All of the material below is to be returned exactly.

## start

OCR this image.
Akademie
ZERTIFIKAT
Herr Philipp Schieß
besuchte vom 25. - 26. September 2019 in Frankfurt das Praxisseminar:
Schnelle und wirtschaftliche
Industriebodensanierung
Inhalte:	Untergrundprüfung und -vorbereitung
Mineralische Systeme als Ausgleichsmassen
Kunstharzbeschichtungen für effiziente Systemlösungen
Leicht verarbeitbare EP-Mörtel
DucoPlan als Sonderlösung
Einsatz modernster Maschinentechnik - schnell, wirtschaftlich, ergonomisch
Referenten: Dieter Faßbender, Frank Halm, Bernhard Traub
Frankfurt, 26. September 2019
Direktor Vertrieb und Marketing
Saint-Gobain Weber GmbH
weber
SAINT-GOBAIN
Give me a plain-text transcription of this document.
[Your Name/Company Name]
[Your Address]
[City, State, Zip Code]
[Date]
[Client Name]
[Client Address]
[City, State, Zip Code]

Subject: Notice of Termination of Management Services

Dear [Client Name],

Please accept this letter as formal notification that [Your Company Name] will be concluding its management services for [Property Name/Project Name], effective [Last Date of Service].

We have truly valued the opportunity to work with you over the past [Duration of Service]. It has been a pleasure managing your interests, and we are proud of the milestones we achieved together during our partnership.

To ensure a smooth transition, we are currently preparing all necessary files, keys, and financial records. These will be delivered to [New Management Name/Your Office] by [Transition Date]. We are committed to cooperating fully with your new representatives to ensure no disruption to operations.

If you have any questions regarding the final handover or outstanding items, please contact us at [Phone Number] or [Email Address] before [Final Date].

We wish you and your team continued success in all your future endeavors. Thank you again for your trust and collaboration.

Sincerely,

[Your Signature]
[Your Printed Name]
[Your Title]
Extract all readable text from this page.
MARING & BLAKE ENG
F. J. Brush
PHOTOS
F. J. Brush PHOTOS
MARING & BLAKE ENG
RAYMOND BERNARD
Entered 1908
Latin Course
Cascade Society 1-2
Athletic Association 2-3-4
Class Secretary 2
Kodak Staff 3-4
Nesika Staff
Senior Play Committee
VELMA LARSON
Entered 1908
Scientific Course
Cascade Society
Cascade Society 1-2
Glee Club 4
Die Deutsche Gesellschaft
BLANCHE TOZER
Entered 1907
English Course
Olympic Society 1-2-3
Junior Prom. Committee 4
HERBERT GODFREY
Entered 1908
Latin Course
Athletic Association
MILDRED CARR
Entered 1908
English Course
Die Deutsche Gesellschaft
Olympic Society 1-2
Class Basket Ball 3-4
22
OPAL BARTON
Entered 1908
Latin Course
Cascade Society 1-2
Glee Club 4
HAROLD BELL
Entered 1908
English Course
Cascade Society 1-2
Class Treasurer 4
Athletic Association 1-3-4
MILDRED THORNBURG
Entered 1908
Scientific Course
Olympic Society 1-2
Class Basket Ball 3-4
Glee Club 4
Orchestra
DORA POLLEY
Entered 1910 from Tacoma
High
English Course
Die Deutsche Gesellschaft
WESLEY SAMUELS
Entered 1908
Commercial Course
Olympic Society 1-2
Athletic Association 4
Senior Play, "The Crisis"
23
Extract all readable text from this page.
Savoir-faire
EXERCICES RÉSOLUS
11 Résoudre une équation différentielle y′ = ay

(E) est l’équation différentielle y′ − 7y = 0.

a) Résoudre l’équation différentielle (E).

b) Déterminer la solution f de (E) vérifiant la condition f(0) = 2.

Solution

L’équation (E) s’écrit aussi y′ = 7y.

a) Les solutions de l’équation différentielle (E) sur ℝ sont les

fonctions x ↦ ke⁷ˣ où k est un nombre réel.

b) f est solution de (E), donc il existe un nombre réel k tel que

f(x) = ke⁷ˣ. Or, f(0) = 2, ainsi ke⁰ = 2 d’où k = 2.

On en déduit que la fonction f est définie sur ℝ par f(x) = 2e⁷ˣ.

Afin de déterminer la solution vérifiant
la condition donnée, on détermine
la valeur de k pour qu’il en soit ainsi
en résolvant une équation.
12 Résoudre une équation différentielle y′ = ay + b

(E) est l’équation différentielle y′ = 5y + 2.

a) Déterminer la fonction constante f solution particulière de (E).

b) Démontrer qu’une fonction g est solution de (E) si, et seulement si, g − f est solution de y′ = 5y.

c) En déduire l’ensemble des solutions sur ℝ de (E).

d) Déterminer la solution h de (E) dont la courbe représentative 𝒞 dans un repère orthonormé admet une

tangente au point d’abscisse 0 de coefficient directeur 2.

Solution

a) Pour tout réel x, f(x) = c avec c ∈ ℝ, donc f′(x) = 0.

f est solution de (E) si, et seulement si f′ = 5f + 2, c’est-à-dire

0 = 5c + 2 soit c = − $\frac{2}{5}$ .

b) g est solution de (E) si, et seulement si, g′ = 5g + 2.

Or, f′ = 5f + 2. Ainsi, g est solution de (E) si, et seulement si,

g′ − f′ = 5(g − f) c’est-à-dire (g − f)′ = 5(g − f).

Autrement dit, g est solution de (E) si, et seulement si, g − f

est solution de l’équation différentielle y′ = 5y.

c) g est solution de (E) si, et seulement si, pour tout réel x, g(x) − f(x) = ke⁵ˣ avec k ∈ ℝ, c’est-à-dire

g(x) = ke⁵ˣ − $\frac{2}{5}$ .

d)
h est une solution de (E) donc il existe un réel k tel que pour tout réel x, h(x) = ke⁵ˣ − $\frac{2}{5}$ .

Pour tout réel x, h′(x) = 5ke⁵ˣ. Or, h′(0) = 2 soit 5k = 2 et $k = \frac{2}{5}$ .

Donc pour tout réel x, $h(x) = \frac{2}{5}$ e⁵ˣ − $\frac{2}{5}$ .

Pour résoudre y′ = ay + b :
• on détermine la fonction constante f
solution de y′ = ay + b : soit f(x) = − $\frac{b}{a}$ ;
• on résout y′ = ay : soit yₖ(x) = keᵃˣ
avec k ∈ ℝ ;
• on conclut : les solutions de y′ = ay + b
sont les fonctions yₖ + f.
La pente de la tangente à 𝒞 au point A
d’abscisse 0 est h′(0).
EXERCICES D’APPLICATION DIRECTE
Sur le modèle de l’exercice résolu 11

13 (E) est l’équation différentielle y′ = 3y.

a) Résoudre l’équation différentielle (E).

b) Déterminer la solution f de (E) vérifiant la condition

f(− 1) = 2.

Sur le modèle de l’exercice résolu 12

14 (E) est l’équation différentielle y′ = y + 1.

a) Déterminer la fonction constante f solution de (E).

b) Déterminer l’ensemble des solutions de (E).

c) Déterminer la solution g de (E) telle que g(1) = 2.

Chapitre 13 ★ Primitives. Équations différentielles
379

## end

- **RESULT**
OCR this image.
Akademie
ZERTIFIKAT
Herr Philipp Schieß
besuchte vom 25. - 26. September 2019 in Frankfurt das Praxisseminar:
Schnelle und wirtschaftliche
Industriebodensanierung
Inhalte:	Untergrundprüfung und -vorbereitung
Mineralische Systeme als Ausgleichsmassen
Kunstharzbeschichtungen für effiziente Systemlösungen
Leicht verarbeitbare EP-Mörtel
DucoPlan als Sonderlösung
Einsatz modernster Maschinentechnik - schnell, wirtschaftlich, ergonomisch
Referenten: Dieter Faßbender, Frank Halm, Bernhard Traub
Frankfurt, 26. September 2019
Direktor Vertrieb und Marketing
Saint-Gobain Weber GmbH
weber
SAINT-GOBAIN
Give me a plain-text transcription of this document.
[Your Name/Company Name]
[Your Address]
[City, State, Zip Code]
[Date]
[Client Name]
[Client Address]
[City, State, Zip Code]

Subject: Notice of Termination of Management Services

Dear [Client Name],

Please accept this letter as formal notification that [Your Company Name] will be concluding its management services for [Property Name/Project Name], effective [Last Date of Service].

We have truly valued the opportunity to work with you over the past [Duration of Service]. It has been a pleasure managing your interests, and we are proud of the milestones we achieved together during our partnership.

To ensure a smooth transition, we are currently preparing all necessary files, keys, and financial records. These will be delivered to [New Management Name/Your Office] by [Transition Date]. We are committed to cooperating fully with your new representatives to ensure no disruption to operations.

If you have any questions regarding the final handover or outstanding items, please contact us at [Phone Number] or [Email Address] before [Final Date].

We wish you and your team continued success in all your future endeavors. Thank you again for your trust and collaboration.

Sincerely,

[Your Signature]
[Your Printed Name]
[Your Title]
Extract all readable text from this page.
MARING & BLAKE ENG
F. J. Brush
PHOTOS
F. J. Brush PHOTOS
MARING & BLAKE ENG
RAYMOND BERNARD
Entered 1908
Latin Course
Cascade Society 1-2
Athletic Association 2-3-4
Class Secretary 2
Kodak Staff 3-4
Nesika Staff
Senior Play Committee
VELMA LARSON
Entered 1908
Scientific Course
Cascade Society
Cascade Society 1-2
Glee Club 4
Die Deutsche Gesellschaft
BLANCHE TOZER
Entered 1907
English Course
Olympic Society 1-2-3
Junior Prom. Committee 4
HERBERT GODFREY
Entered 1908
Latin Course
Athletic Association
MILDRED CARR
Entered 1908
English Course
Die Deutsche Gesellschaft
Olympic Society 1-2
Class Basket Ball 3-4
22
OPAL BARTON
Entered 1908
Latin Course
Cascade Society 1-2
Glee Club 4
HAROLD BELL
Entered 1908
English Course
Cascade Society 1-2
Class Treasurer 4
Athletic Association 1-3-4
MILDRED THORNBURG
Entered 1908
Scientific Course
Olympic Society 1-2
Class Basket Ball 3-4
Glee Club 4
Orchestra
DORA POLLEY
Entered 1910 from Tacoma
High
English Course
Die Deutsche Gesellschaft
WESLEY SAMUELS
Entered 1908
Commercial Course
Olympic Society 1-2
Athletic Association 4
Senior Play, "The Crisis"
23
Extract all readable text from this page.
Savoir-faire
EXERCICES RÉSOLUS
11 Résoudre une équation différentielle y′ = ay

(E) est l’équation différentielle y′ − 7y = 0.

a) Résoudre l’équation différentielle (E).

b) Déterminer la solution f de (E) vérifiant la condition f(0) = 2.

Solution

L’équation (E) s’écrit aussi y′ = 7y.

a) Les solutions de l’équation différentielle (E) sur ℝ sont les

fonctions x ↦ ke⁷ˣ où k est un nombre réel.

b) f est solution de (E), donc il existe un nombre réel k tel que

f(x) = ke⁷ˣ. Or, f(0) = 2, ainsi ke⁰ = 2 d’où k = 2.

On en déduit que la fonction f est définie sur ℝ par f(x) = 2e⁷ˣ.

Afin de déterminer la solution vérifiant
la condition donnée, on détermine
la valeur de k pour qu’il en soit ainsi
en résolvant une équation.
12 Résoudre une équation différentielle y′ = ay + b

(E) est l’équation différentielle y′ = 5y + 2.

a) Déterminer la fonction constante f solution particulière de (E).

b) Démontrer qu’une fonction g est solution de (E) si, et seulement si, g − f est solution de y′ = 5y.

c) En déduire l’ensemble des solutions sur ℝ de (E).

d) Déterminer la solution h de (E) dont la courbe représentative 𝒞 dans un repère orthonormé admet une

tangente au point d’abscisse 0 de coefficient directeur 2.

Solution

a) Pour tout réel x, f(x) = c avec c ∈ ℝ, donc f′(x) = 0.

f est solution de (E) si, et seulement si f′ = 5f + 2, c’est-à-dire

0 = 5c + 2 soit c = − $\frac{2}{5}$ .

b) g est solution de (E) si, et seulement si, g′ = 5g + 2.

Or, f′ = 5f + 2. Ainsi, g est solution de (E) si, et seulement si,

g′ − f′ = 5(g − f) c’est-à-dire (g − f)′ = 5(g − f).

Autrement dit, g est solution de (E) si, et seulement si, g − f

est solution de l’équation différentielle y′ = 5y.

c) g est solution de (E) si, et seulement si, pour tout réel x, g(x) − f(x) = ke⁵ˣ avec k ∈ ℝ, c’est-à-dire

g(x) = ke⁵ˣ − $\frac{2}{5}$ .

d)
h est une solution de (E) donc il existe un réel k tel que pour tout réel x, h(x) = ke⁵ˣ − $\frac{2}{5}$ .

Pour tout réel x, h′(x) = 5ke⁵ˣ. Or, h′(0) = 2 soit 5k = 2 et $k = \frac{2}{5}$ .

Donc pour tout réel x, $h(x) = \frac{2}{5}$ e⁵ˣ − $\frac{2}{5}$ .

Pour résoudre y′ = ay + b :
• on détermine la fonction constante f
solution de y′ = ay + b : soit f(x) = − $\frac{b}{a}$ ;
• on résout y′ = ay : soit yₖ(x) = keᵃˣ
avec k ∈ ℝ ;
• on conclut : les solutions de y′ = ay + b
sont les fonctions yₖ + f.
La pente de la tangente à 𝒞 au point A
d’abscisse 0 est h′(0).
EXERCICES D’APPLICATION DIRECTE
Sur le modèle de l’exercice résolu 11

13 (E) est l’équation différentielle y′ = 3y.

a) Résoudre l’équation différentielle (E).

b) Déterminer la solution f de (E) vérifiant la condition

f(− 1) = 2.

Sur le modèle de l’exercice résolu 12

14 (E) est l’équation différentielle y′ = y + 1.

a) Déterminer la fonction constante f solution de (E).

b) Déterminer l’ensemble des solutions de (E).

c) Déterminer la solution g de (E) telle que g(1) = 2.

Chapitre 13 ★ Primitives. Équations différentielles
379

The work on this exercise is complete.